Set down the full listing exactly as given. Any pictures are to be left out.

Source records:
* BEGIN *

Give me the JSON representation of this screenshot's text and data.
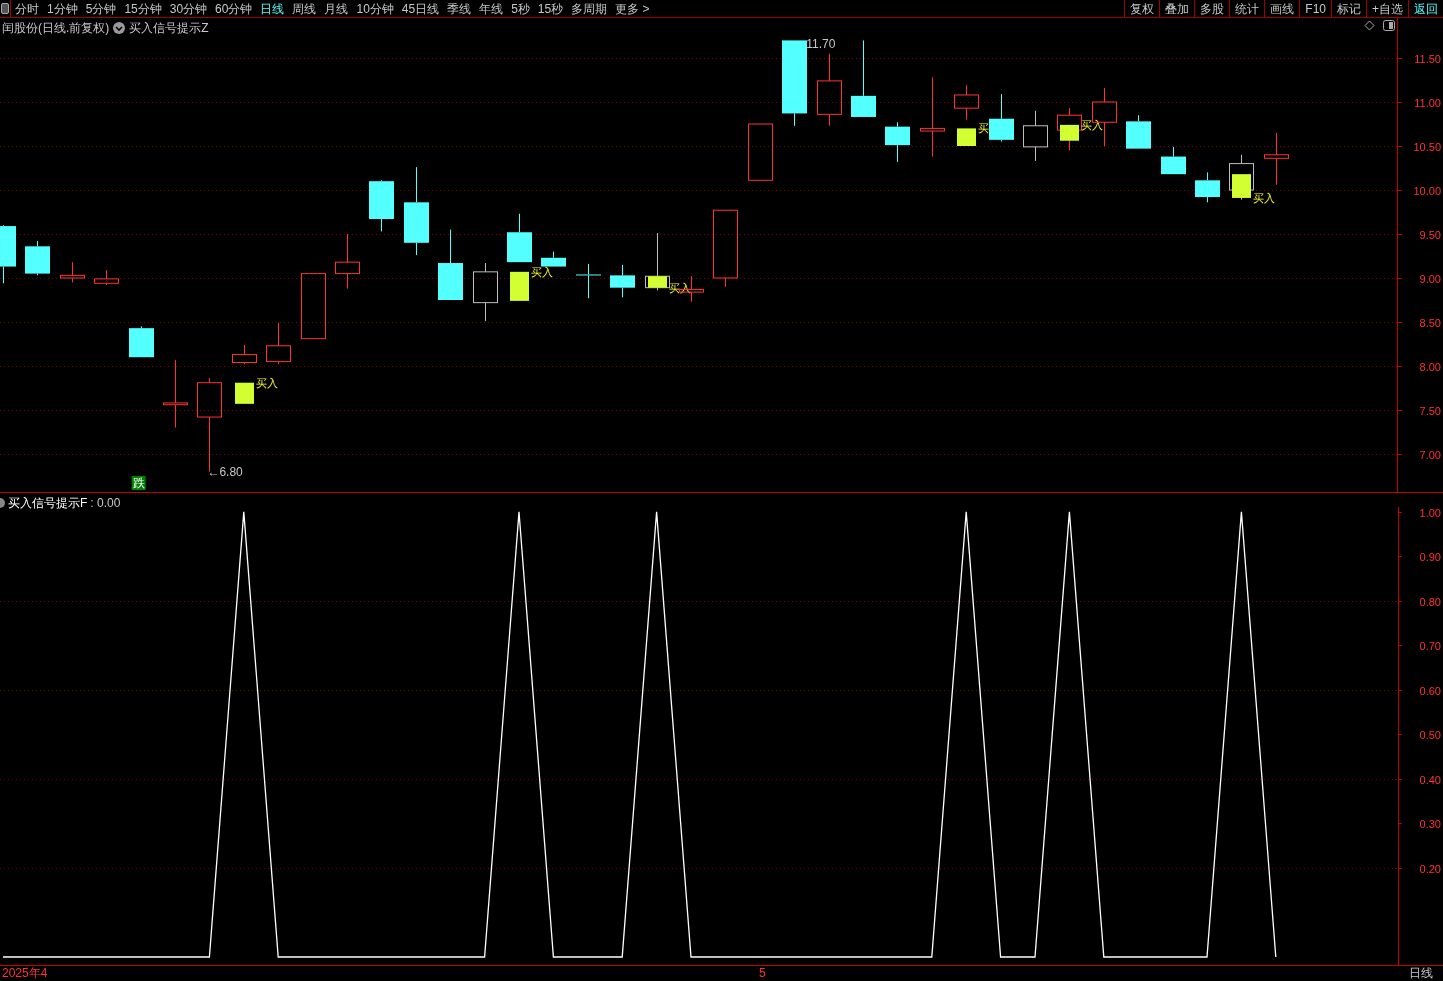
{
  "periods": [
    {
      "label": "分时",
      "selected": false
    },
    {
      "label": "1分钟",
      "selected": false
    },
    {
      "label": "5分钟",
      "selected": false
    },
    {
      "label": "15分钟",
      "selected": false
    },
    {
      "label": "30分钟",
      "selected": false
    },
    {
      "label": "60分钟",
      "selected": false
    },
    {
      "label": "日线",
      "selected": true
    },
    {
      "label": "周线",
      "selected": false
    },
    {
      "label": "月线",
      "selected": false
    },
    {
      "label": "10分钟",
      "selected": false
    },
    {
      "label": "45日线",
      "selected": false
    },
    {
      "label": "季线",
      "selected": false
    },
    {
      "label": "年线",
      "selected": false
    },
    {
      "label": "5秒",
      "selected": false
    },
    {
      "label": "15秒",
      "selected": false
    },
    {
      "label": "多周期",
      "selected": false
    },
    {
      "label": "更多 >",
      "selected": false
    }
  ],
  "tools": [
    {
      "label": "复权",
      "accent": false
    },
    {
      "label": "叠加",
      "accent": false
    },
    {
      "label": "多股",
      "accent": false
    },
    {
      "label": "统计",
      "accent": false
    },
    {
      "label": "画线",
      "accent": false
    },
    {
      "label": "F10",
      "accent": false
    },
    {
      "label": "标记",
      "accent": false
    },
    {
      "label": "+自选",
      "accent": false
    },
    {
      "label": "返回",
      "accent": true
    }
  ],
  "main_panel": {
    "title": "闰股份(日线.前复权)",
    "indicator": "买入信号提示Z",
    "axis_labels": [
      "11.50",
      "11.00",
      "10.50",
      "10.00",
      "9.50",
      "9.00",
      "8.50",
      "8.00",
      "7.50",
      "7.00"
    ],
    "signal_labels": [
      "买入",
      "买入",
      "买入",
      "买",
      "买入",
      "买入"
    ],
    "high_label": "11.70",
    "low_label": "←6.80",
    "badge": "跌"
  },
  "signal_panel": {
    "reading": ": 0.00",
    "chart_data": {
      "type": "line",
      "grid": true,
      "ylim": [
        -0.018,
        1.011
      ],
      "categories": [
        null,
        null,
        null,
        null,
        null,
        null,
        null,
        null,
        null,
        null,
        null,
        null,
        null,
        null,
        null,
        null,
        null,
        null,
        null,
        null,
        null,
        null,
        null,
        null,
        null,
        null,
        null,
        null,
        null,
        null,
        null,
        null,
        null,
        null,
        null,
        null,
        null,
        null
      ],
      "yticks": [
        {
          "value": 1,
          "label": "1.00"
        },
        {
          "value": 0.9,
          "label": "0.90"
        },
        {
          "value": 0.8,
          "label": "0.80"
        },
        {
          "value": 0.7,
          "label": "0.70"
        },
        {
          "value": 0.6,
          "label": "0.60"
        },
        {
          "value": 0.5,
          "label": "0.50"
        },
        {
          "value": 0.4,
          "label": "0.40"
        },
        {
          "value": 0.3,
          "label": "0.30"
        },
        {
          "value": 0.2,
          "label": "0.20"
        }
      ],
      "series": [
        {
          "name": "买入信号提示F",
          "color": "#ffffff",
          "values": [
            0,
            0,
            0,
            0,
            0,
            0,
            0,
            1,
            0,
            0,
            0,
            0,
            0,
            0,
            0,
            1,
            0,
            0,
            0,
            1,
            0,
            0,
            0,
            0,
            0,
            0,
            0,
            0,
            1,
            0,
            0,
            1,
            0,
            0,
            0,
            0,
            1,
            0
          ]
        }
      ]
    }
  },
  "time_axis": [
    "2025年4",
    "5"
  ],
  "period_label": "日线"
}
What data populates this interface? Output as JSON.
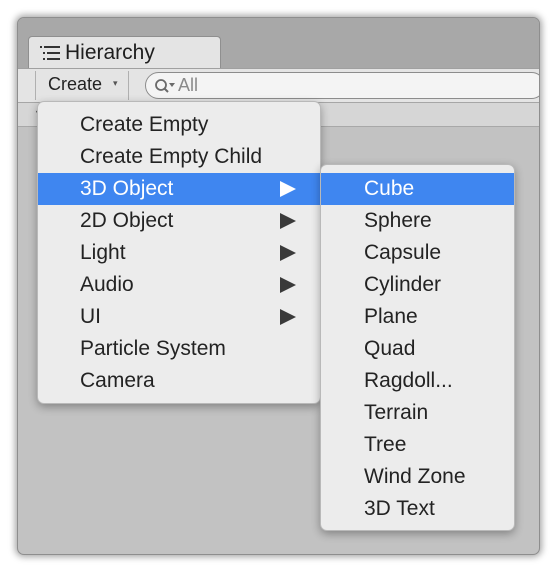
{
  "panel": {
    "tab_title": "Hierarchy",
    "tab_icon": "list-icon"
  },
  "toolbar": {
    "create_label": "Create",
    "create_arrow": "▾",
    "search_icon": "search-icon",
    "search_placeholder": "All",
    "search_value": ""
  },
  "menu": {
    "items": [
      {
        "label": "Create Empty",
        "submenu": false
      },
      {
        "label": "Create Empty Child",
        "submenu": false
      },
      {
        "label": "3D Object",
        "submenu": true,
        "selected": true
      },
      {
        "label": "2D Object",
        "submenu": true
      },
      {
        "label": "Light",
        "submenu": true
      },
      {
        "label": "Audio",
        "submenu": true
      },
      {
        "label": "UI",
        "submenu": true
      },
      {
        "label": "Particle System",
        "submenu": false
      },
      {
        "label": "Camera",
        "submenu": false
      }
    ]
  },
  "submenu": {
    "items": [
      {
        "label": "Cube",
        "selected": true
      },
      {
        "label": "Sphere"
      },
      {
        "label": "Capsule"
      },
      {
        "label": "Cylinder"
      },
      {
        "label": "Plane"
      },
      {
        "label": "Quad"
      },
      {
        "label": "Ragdoll..."
      },
      {
        "label": "Terrain"
      },
      {
        "label": "Tree"
      },
      {
        "label": "Wind Zone"
      },
      {
        "label": "3D Text"
      }
    ]
  },
  "colors": {
    "highlight": "#3f86f0",
    "menu_bg": "#ececec",
    "panel_bg": "#c2c2c2"
  }
}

* END *

**SOLUTION TO THIS EXERCISE**.
Give me the JSON representation of this screenshot's text and data.
{
  "periods": [
    {
      "label": "分时",
      "selected": false
    },
    {
      "label": "1分钟",
      "selected": false
    },
    {
      "label": "5分钟",
      "selected": false
    },
    {
      "label": "15分钟",
      "selected": false
    },
    {
      "label": "30分钟",
      "selected": false
    },
    {
      "label": "60分钟",
      "selected": false
    },
    {
      "label": "日线",
      "selected": true
    },
    {
      "label": "周线",
      "selected": false
    },
    {
      "label": "月线",
      "selected": false
    },
    {
      "label": "10分钟",
      "selected": false
    },
    {
      "label": "45日线",
      "selected": false
    },
    {
      "label": "季线",
      "selected": false
    },
    {
      "label": "年线",
      "selected": false
    },
    {
      "label": "5秒",
      "selected": false
    },
    {
      "label": "15秒",
      "selected": false
    },
    {
      "label": "多周期",
      "selected": false
    },
    {
      "label": "更多 >",
      "selected": false
    }
  ],
  "tools": [
    {
      "label": "复权",
      "accent": false
    },
    {
      "label": "叠加",
      "accent": false
    },
    {
      "label": "多股",
      "accent": false
    },
    {
      "label": "统计",
      "accent": false
    },
    {
      "label": "画线",
      "accent": false
    },
    {
      "label": "F10",
      "accent": false
    },
    {
      "label": "标记",
      "accent": false
    },
    {
      "label": "+自选",
      "accent": false
    },
    {
      "label": "返回",
      "accent": true
    }
  ],
  "main_panel": {
    "title": "闰股份(日线.前复权)",
    "indicator": "买入信号提示Z",
    "axis_labels": [
      "11.50",
      "11.00",
      "10.50",
      "10.00",
      "9.50",
      "9.00",
      "8.50",
      "8.00",
      "7.50",
      "7.00"
    ],
    "signal_labels": [
      "买入",
      "买入",
      "买入",
      "买",
      "买入",
      "买入"
    ],
    "high_label": "11.70",
    "low_label": "←6.80",
    "badge": "跌"
  },
  "signal_panel": {
    "reading": ": 0.00",
    "chart_data": {
      "type": "line",
      "grid": true,
      "ylim": [
        -0.018,
        1.011
      ],
      "categories": [
        null,
        null,
        null,
        null,
        null,
        null,
        null,
        null,
        null,
        null,
        null,
        null,
        null,
        null,
        null,
        null,
        null,
        null,
        null,
        null,
        null,
        null,
        null,
        null,
        null,
        null,
        null,
        null,
        null,
        null,
        null,
        null,
        null,
        null,
        null,
        null,
        null,
        null
      ],
      "yticks": [
        {
          "value": 1,
          "label": "1.00"
        },
        {
          "value": 0.9,
          "label": "0.90"
        },
        {
          "value": 0.8,
          "label": "0.80"
        },
        {
          "value": 0.7,
          "label": "0.70"
        },
        {
          "value": 0.6,
          "label": "0.60"
        },
        {
          "value": 0.5,
          "label": "0.50"
        },
        {
          "value": 0.4,
          "label": "0.40"
        },
        {
          "value": 0.3,
          "label": "0.30"
        },
        {
          "value": 0.2,
          "label": "0.20"
        }
      ],
      "series": [
        {
          "name": "买入信号提示F",
          "color": "#ffffff",
          "values": [
            0,
            0,
            0,
            0,
            0,
            0,
            0,
            1,
            0,
            0,
            0,
            0,
            0,
            0,
            0,
            1,
            0,
            0,
            0,
            1,
            0,
            0,
            0,
            0,
            0,
            0,
            0,
            0,
            1,
            0,
            0,
            1,
            0,
            0,
            0,
            0,
            1,
            0
          ]
        }
      ]
    }
  },
  "time_axis": [
    "2025年4",
    "5"
  ],
  "period_label": "日线"
}
What data populates this interface? Output as JSON.
{
  "panel": {
    "tab_title": "Hierarchy",
    "tab_icon": "list-icon"
  },
  "toolbar": {
    "create_label": "Create",
    "create_arrow": "▾",
    "search_icon": "search-icon",
    "search_placeholder": "All",
    "search_value": ""
  },
  "menu": {
    "items": [
      {
        "label": "Create Empty",
        "submenu": false
      },
      {
        "label": "Create Empty Child",
        "submenu": false
      },
      {
        "label": "3D Object",
        "submenu": true,
        "selected": true
      },
      {
        "label": "2D Object",
        "submenu": true
      },
      {
        "label": "Light",
        "submenu": true
      },
      {
        "label": "Audio",
        "submenu": true
      },
      {
        "label": "UI",
        "submenu": true
      },
      {
        "label": "Particle System",
        "submenu": false
      },
      {
        "label": "Camera",
        "submenu": false
      }
    ]
  },
  "submenu": {
    "items": [
      {
        "label": "Cube",
        "selected": true
      },
      {
        "label": "Sphere"
      },
      {
        "label": "Capsule"
      },
      {
        "label": "Cylinder"
      },
      {
        "label": "Plane"
      },
      {
        "label": "Quad"
      },
      {
        "label": "Ragdoll..."
      },
      {
        "label": "Terrain"
      },
      {
        "label": "Tree"
      },
      {
        "label": "Wind Zone"
      },
      {
        "label": "3D Text"
      }
    ]
  },
  "colors": {
    "highlight": "#3f86f0",
    "menu_bg": "#ececec",
    "panel_bg": "#c2c2c2"
  }
}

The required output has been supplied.